◆ **GIVEN EXERCISE**
An exact reproduction of the records is required, with all images left out.

◆ **MATERIAL**

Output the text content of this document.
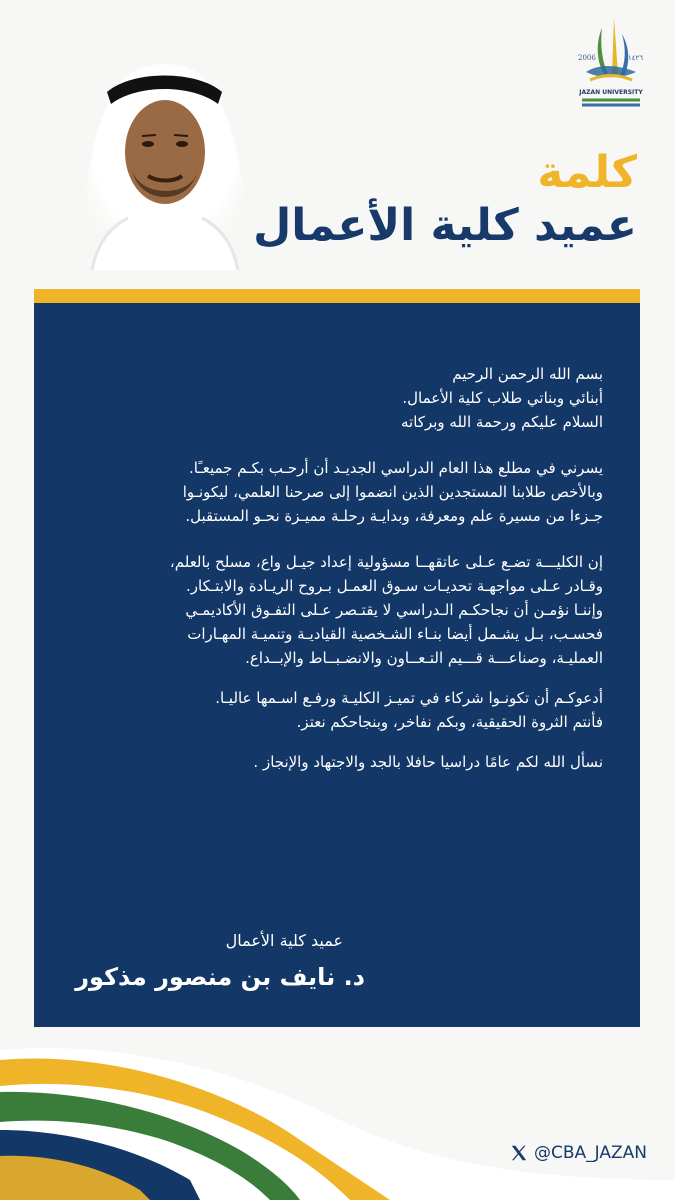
2006	١٤٢٦
JAZAN UNIVERSITY
كلمة
عميد كلية الأعمال
بسم الله الرحمن الرحيم
أبنائي وبناتي طلاب كلية الأعمال.
السلام عليكم ورحمة الله وبركاته
يسرني في مطلع هذا العام الدراسي الجديـد أن أرحـب بكـم جميعـًا.
وبالأخص طلابنا المستجدين الذين انضموا إلى صرحنا العلمي، ليكونـوا
جـزءا من مسيرة علم ومعرفة، وبدايـة رحلـة مميـزة نحـو المستقبل.
إن الكليـــة تضـع عـلى عاتقهــا مسؤولية إعداد جيـل واع، مسلح بالعلم،
وقـادر عـلى مواجهـة تحديـات سـوق العمـل بـروح الريـادة والابتـكار.
وإننـا نؤمـن أن نجاحكـم الـدراسي لا يقتـصر عـلى التفـوق الأكاديمـي
فحسـب، بـل يشـمل أيضا بنـاء الشـخصية القياديـة وتنميـة المهـارات
العمليـة، وصناعـــة قـــيم التـعــاون والانضـبــاط والإبــداع.
أدعوكـم أن تكونـوا شركاء في تميـز الكليـة ورفـع اسـمها عاليـا.
فأنتم الثروة الحقيقية، وبكم نفاخر، وبنجاحكم نعتز.
نسأل الله لكم عامًا دراسيا حافلا بالجد والاجتهاد والإنجاز .
عميد كلية الأعمال
د. نايف بن منصور مذكور
@CBA_JAZAN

◆ **SOLUTION**
Output the text content of this document.
2006	١٤٢٦
JAZAN UNIVERSITY
كلمة
عميد كلية الأعمال
بسم الله الرحمن الرحيم
أبنائي وبناتي طلاب كلية الأعمال.
السلام عليكم ورحمة الله وبركاته
يسرني في مطلع هذا العام الدراسي الجديـد أن أرحـب بكـم جميعـًا.
وبالأخص طلابنا المستجدين الذين انضموا إلى صرحنا العلمي، ليكونـوا
جـزءا من مسيرة علم ومعرفة، وبدايـة رحلـة مميـزة نحـو المستقبل.
إن الكليـــة تضـع عـلى عاتقهــا مسؤولية إعداد جيـل واع، مسلح بالعلم،
وقـادر عـلى مواجهـة تحديـات سـوق العمـل بـروح الريـادة والابتـكار.
وإننـا نؤمـن أن نجاحكـم الـدراسي لا يقتـصر عـلى التفـوق الأكاديمـي
فحسـب، بـل يشـمل أيضا بنـاء الشـخصية القياديـة وتنميـة المهـارات
العمليـة، وصناعـــة قـــيم التـعــاون والانضـبــاط والإبــداع.
أدعوكـم أن تكونـوا شركاء في تميـز الكليـة ورفـع اسـمها عاليـا.
فأنتم الثروة الحقيقية، وبكم نفاخر، وبنجاحكم نعتز.
نسأل الله لكم عامًا دراسيا حافلا بالجد والاجتهاد والإنجاز .
عميد كلية الأعمال
د. نايف بن منصور مذكور
@CBA_JAZAN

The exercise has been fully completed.